### Job
Copy every line that holds "navigate".

### Dataset
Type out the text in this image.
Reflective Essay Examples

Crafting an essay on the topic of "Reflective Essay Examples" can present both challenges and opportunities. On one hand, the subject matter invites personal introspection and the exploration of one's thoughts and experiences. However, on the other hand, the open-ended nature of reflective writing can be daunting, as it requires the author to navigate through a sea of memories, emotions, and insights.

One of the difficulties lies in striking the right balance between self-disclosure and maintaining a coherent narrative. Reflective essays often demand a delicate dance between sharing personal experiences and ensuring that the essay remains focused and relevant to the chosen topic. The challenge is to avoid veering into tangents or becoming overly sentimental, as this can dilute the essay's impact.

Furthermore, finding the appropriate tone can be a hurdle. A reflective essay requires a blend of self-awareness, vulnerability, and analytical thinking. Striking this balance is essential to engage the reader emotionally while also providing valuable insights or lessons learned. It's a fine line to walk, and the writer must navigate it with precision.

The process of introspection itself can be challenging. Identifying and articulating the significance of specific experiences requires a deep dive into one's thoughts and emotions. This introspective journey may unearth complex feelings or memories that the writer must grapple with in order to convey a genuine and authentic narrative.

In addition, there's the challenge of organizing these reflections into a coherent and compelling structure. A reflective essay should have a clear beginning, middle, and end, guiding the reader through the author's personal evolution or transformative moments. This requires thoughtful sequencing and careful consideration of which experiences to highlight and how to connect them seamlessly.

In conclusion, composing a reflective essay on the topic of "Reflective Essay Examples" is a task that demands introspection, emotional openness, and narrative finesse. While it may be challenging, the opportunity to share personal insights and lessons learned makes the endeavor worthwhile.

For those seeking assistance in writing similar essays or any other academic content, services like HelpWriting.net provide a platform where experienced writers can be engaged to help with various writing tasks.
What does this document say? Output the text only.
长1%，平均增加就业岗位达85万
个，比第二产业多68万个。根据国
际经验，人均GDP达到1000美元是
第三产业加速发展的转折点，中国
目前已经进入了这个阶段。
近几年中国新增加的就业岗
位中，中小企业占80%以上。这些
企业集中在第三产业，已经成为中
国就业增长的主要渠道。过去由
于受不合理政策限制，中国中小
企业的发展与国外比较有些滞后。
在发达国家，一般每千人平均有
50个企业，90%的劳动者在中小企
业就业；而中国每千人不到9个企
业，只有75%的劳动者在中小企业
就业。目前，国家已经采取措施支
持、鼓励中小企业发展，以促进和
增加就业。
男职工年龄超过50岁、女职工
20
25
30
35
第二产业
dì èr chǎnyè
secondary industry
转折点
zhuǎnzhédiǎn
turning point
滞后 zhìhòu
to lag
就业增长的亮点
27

### Task result
Crafting an essay on the topic of "Reflective Essay Examples" can present both challenges and opportunities. On one hand, the subject matter invites personal introspection and the exploration of one's thoughts and experiences. However, on the other hand, the open-ended nature of reflective writing can be daunting, as it requires the author to navigate through a sea of memories, emotions, and insights.
Furthermore, finding the appropriate tone can be a hurdle. A reflective essay requires a blend of self-awareness, vulnerability, and analytical thinking. Striking this balance is essential to engage the reader emotionally while also providing valuable insights or lessons learned. It's a fine line to walk, and the writer must navigate it with precision.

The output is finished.